REQUIRED WORK: Scan the data for lines with "Probability" and report the count by itself.
## START
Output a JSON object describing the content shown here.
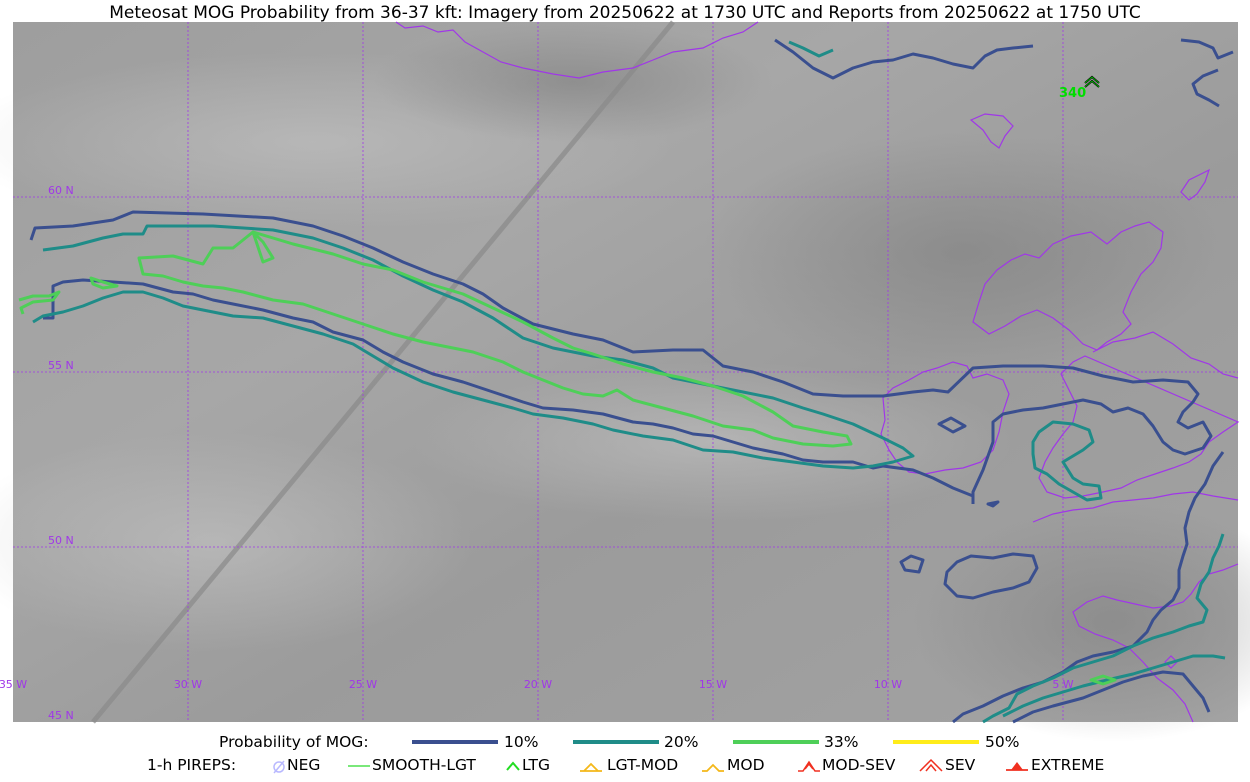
{
  "title": "Meteosat MOG Probability from 36-37 kft: Imagery from 20250622 at 1730 UTC and Reports from 20250622 at 1750 UTC",
  "map": {
    "lat_labels": [
      "60 N",
      "55 N",
      "50 N",
      "45 N"
    ],
    "lon_labels": [
      "35 W",
      "30 W",
      "25 W",
      "20 W",
      "15 W",
      "10 W",
      "5 W"
    ],
    "extent": {
      "lon": [
        -35,
        0
      ],
      "lat": [
        45,
        65
      ]
    },
    "report": {
      "value": "340",
      "type": "LTG",
      "color": "#00dd00"
    },
    "colors": {
      "coast": "#a037e8",
      "grid": "#a037e8",
      "p10": "#3a4f8f",
      "p20": "#1f8c88",
      "p33": "#4ecf58",
      "p50": "#ffec1a"
    }
  },
  "legend": {
    "probability_label": "Probability of MOG:",
    "levels": [
      {
        "label": "10%",
        "color": "#3a4f8f"
      },
      {
        "label": "20%",
        "color": "#1f8c88"
      },
      {
        "label": "33%",
        "color": "#4ecf58"
      },
      {
        "label": "50%",
        "color": "#ffec1a"
      }
    ],
    "pireps_label": "1-h PIREPS:",
    "pireps": [
      {
        "label": "NEG",
        "icon": "neg-icon",
        "color": "#b9b9ff"
      },
      {
        "label": "SMOOTH-LGT",
        "icon": "smooth-lgt-icon",
        "color": "#4ee04e"
      },
      {
        "label": "LTG",
        "icon": "ltg-icon",
        "color": "#22dd22"
      },
      {
        "label": "LGT-MOD",
        "icon": "lgt-mod-icon",
        "color": "#f4b81a"
      },
      {
        "label": "MOD",
        "icon": "mod-icon",
        "color": "#f4b81a"
      },
      {
        "label": "MOD-SEV",
        "icon": "mod-sev-icon",
        "color": "#f03020"
      },
      {
        "label": "SEV",
        "icon": "sev-icon",
        "color": "#f03020"
      },
      {
        "label": "EXTREME",
        "icon": "extreme-icon",
        "color": "#f03020"
      }
    ]
  }
}
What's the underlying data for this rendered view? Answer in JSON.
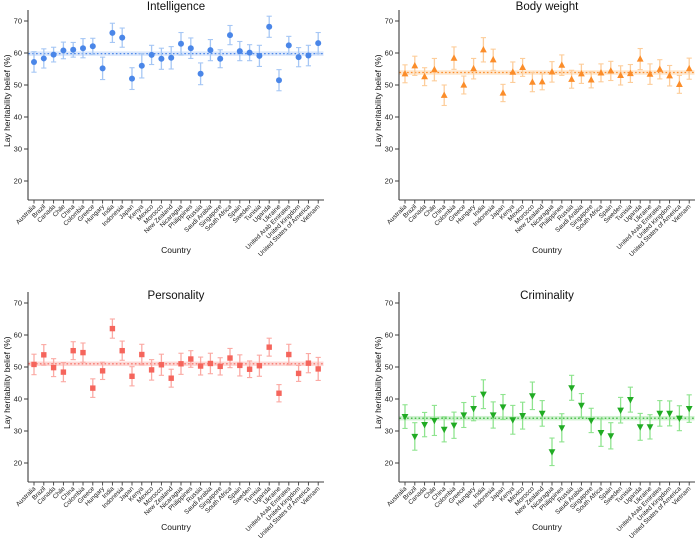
{
  "figure": {
    "ylabel": "Lay heritability belief (%)",
    "xlabel": "Country",
    "y_ticks": [
      20,
      30,
      40,
      50,
      60,
      70
    ],
    "countries": [
      "Australia",
      "Brazil",
      "Canada",
      "Chile",
      "China",
      "Colombia",
      "Greece",
      "Hungary",
      "India",
      "Indonesia",
      "Japan",
      "Kenya",
      "Mexico",
      "Morocco",
      "New Zealand",
      "Nicaragua",
      "Philippines",
      "Russia",
      "Saudi Arabia",
      "Singapore",
      "South Africa",
      "Spain",
      "Sweden",
      "Tunisia",
      "Uganda",
      "Ukraine",
      "United Arab Emirates",
      "United Kingdom",
      "United States of America",
      "Vietnam"
    ]
  },
  "chart_data": [
    {
      "type": "scatter",
      "title": "Intelligence",
      "marker": "circle",
      "xlabel": "Country",
      "ylabel": "Lay heritability belief (%)",
      "ylim": [
        14,
        75
      ],
      "grid": false,
      "color": "#4a86e8",
      "error_bar_color": "#a6c7f5",
      "band_color": "#d9e6fb",
      "mean": 59.8,
      "mean_band_halfwidth": 0.7,
      "categories": [
        "Australia",
        "Brazil",
        "Canada",
        "Chile",
        "China",
        "Colombia",
        "Greece",
        "Hungary",
        "India",
        "Indonesia",
        "Japan",
        "Kenya",
        "Mexico",
        "Morocco",
        "New Zealand",
        "Nicaragua",
        "Philippines",
        "Russia",
        "Saudi Arabia",
        "Singapore",
        "South Africa",
        "Spain",
        "Sweden",
        "Tunisia",
        "Uganda",
        "Ukraine",
        "United Arab Emirates",
        "United Kingdom",
        "United States of America",
        "Vietnam"
      ],
      "values": [
        57.2,
        58.3,
        59.5,
        60.8,
        61.0,
        61.5,
        62.1,
        55.2,
        66.3,
        64.8,
        52.0,
        56.0,
        59.4,
        58.2,
        58.5,
        62.9,
        61.5,
        53.5,
        60.9,
        58.2,
        65.6,
        60.6,
        60.1,
        59.1,
        68.2,
        51.5,
        62.4,
        58.7,
        59.2,
        63.1
      ],
      "ci": [
        3.2,
        3.0,
        2.3,
        2.6,
        2.3,
        3.0,
        2.5,
        3.5,
        3.0,
        3.0,
        3.4,
        3.8,
        3.0,
        3.3,
        3.5,
        3.5,
        3.2,
        3.4,
        3.3,
        2.8,
        3.0,
        3.0,
        2.5,
        3.3,
        3.3,
        3.3,
        2.8,
        3.0,
        3.2,
        3.3
      ]
    },
    {
      "type": "scatter",
      "title": "Body weight",
      "marker": "triangle-up",
      "xlabel": "Country",
      "ylabel": "Lay heritability belief (%)",
      "ylim": [
        14,
        75
      ],
      "grid": false,
      "color": "#fb8d2a",
      "error_bar_color": "#fdcd9a",
      "band_color": "#fee6cc",
      "mean": 53.9,
      "mean_band_halfwidth": 0.7,
      "categories": [
        "Australia",
        "Brazil",
        "Canada",
        "Chile",
        "China",
        "Colombia",
        "Greece",
        "Hungary",
        "India",
        "Indonesia",
        "Japan",
        "Kenya",
        "Mexico",
        "Morocco",
        "New Zealand",
        "Nicaragua",
        "Philippines",
        "Russia",
        "Saudi Arabia",
        "Singapore",
        "South Africa",
        "Spain",
        "Sweden",
        "Tunisia",
        "Uganda",
        "Ukraine",
        "United Arab Emirates",
        "United Kingdom",
        "United States of America",
        "Vietnam"
      ],
      "values": [
        53.5,
        56.0,
        52.6,
        54.8,
        46.8,
        58.4,
        50.0,
        55.1,
        61.0,
        57.9,
        47.5,
        54.0,
        55.5,
        50.9,
        51.0,
        54.1,
        56.2,
        51.8,
        53.5,
        51.6,
        53.8,
        54.4,
        53.0,
        53.6,
        58.1,
        53.4,
        54.9,
        52.9,
        50.2,
        55.1
      ],
      "ci": [
        2.8,
        3.0,
        2.8,
        3.5,
        3.2,
        3.5,
        2.8,
        3.2,
        3.8,
        3.3,
        2.7,
        3.2,
        2.8,
        3.0,
        2.5,
        3.2,
        3.2,
        2.8,
        3.0,
        2.5,
        2.8,
        3.0,
        3.0,
        2.8,
        3.3,
        3.2,
        3.0,
        3.2,
        2.8,
        3.3
      ]
    },
    {
      "type": "scatter",
      "title": "Personality",
      "marker": "square",
      "xlabel": "Country",
      "ylabel": "Lay heritability belief (%)",
      "ylim": [
        14,
        75
      ],
      "grid": false,
      "color": "#f5655c",
      "error_bar_color": "#fbaaa4",
      "band_color": "#fdd7d4",
      "mean": 51.0,
      "mean_band_halfwidth": 0.7,
      "categories": [
        "Australia",
        "Brazil",
        "Canada",
        "Chile",
        "China",
        "Colombia",
        "Greece",
        "Hungary",
        "India",
        "Indonesia",
        "Japan",
        "Kenya",
        "Mexico",
        "Morocco",
        "New Zealand",
        "Nicaragua",
        "Philippines",
        "Russia",
        "Saudi Arabia",
        "Singapore",
        "South Africa",
        "Spain",
        "Sweden",
        "Tunisia",
        "Uganda",
        "Ukraine",
        "United Arab Emirates",
        "United Kingdom",
        "United States of America",
        "Vietnam"
      ],
      "values": [
        50.8,
        53.8,
        49.8,
        48.4,
        55.1,
        54.5,
        43.4,
        48.8,
        62.0,
        55.1,
        47.1,
        53.9,
        49.1,
        50.7,
        46.5,
        51.0,
        52.5,
        50.3,
        51.1,
        50.2,
        52.8,
        50.5,
        49.3,
        50.4,
        56.2,
        41.8,
        53.9,
        48.0,
        51.2,
        49.4
      ],
      "ci": [
        3.2,
        3.2,
        2.8,
        3.0,
        2.8,
        3.0,
        2.9,
        2.7,
        3.0,
        3.0,
        3.0,
        3.2,
        3.2,
        3.3,
        2.8,
        3.3,
        2.6,
        2.8,
        3.2,
        2.7,
        3.0,
        3.3,
        2.6,
        3.3,
        2.8,
        2.7,
        3.2,
        2.5,
        3.0,
        3.6
      ]
    },
    {
      "type": "scatter",
      "title": "Criminality",
      "marker": "triangle-down",
      "xlabel": "Country",
      "ylabel": "Lay heritability belief (%)",
      "ylim": [
        14,
        75
      ],
      "grid": false,
      "color": "#21ab24",
      "error_bar_color": "#8fe48f",
      "band_color": "#cff2cf",
      "mean": 34.0,
      "mean_band_halfwidth": 0.7,
      "categories": [
        "Australia",
        "Brazil",
        "Canada",
        "Chile",
        "China",
        "Colombia",
        "Greece",
        "Hungary",
        "India",
        "Indonesia",
        "Japan",
        "Kenya",
        "Mexico",
        "Morocco",
        "New Zealand",
        "Nicaragua",
        "Philippines",
        "Russia",
        "Saudi Arabia",
        "Singapore",
        "South Africa",
        "Spain",
        "Sweden",
        "Tunisia",
        "Uganda",
        "Ukraine",
        "United Arab Emirates",
        "United Kingdom",
        "United States of America",
        "Vietnam"
      ],
      "values": [
        34.5,
        28.3,
        32.0,
        33.3,
        30.5,
        31.8,
        35.0,
        37.0,
        41.5,
        35.0,
        37.5,
        33.5,
        34.8,
        41.0,
        35.5,
        23.5,
        31.0,
        43.5,
        38.0,
        33.3,
        29.5,
        28.5,
        36.5,
        39.8,
        31.3,
        31.3,
        35.5,
        35.5,
        34.0,
        37.0
      ],
      "ci": [
        3.7,
        4.3,
        3.8,
        4.7,
        3.9,
        4.1,
        3.9,
        3.8,
        4.5,
        4.1,
        3.9,
        4.5,
        4.2,
        4.3,
        4.0,
        4.3,
        4.4,
        3.9,
        3.7,
        3.8,
        4.3,
        4.1,
        4.0,
        3.9,
        4.2,
        3.8,
        4.0,
        3.9,
        3.9,
        4.3
      ]
    }
  ]
}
## END
THE RESULT: 2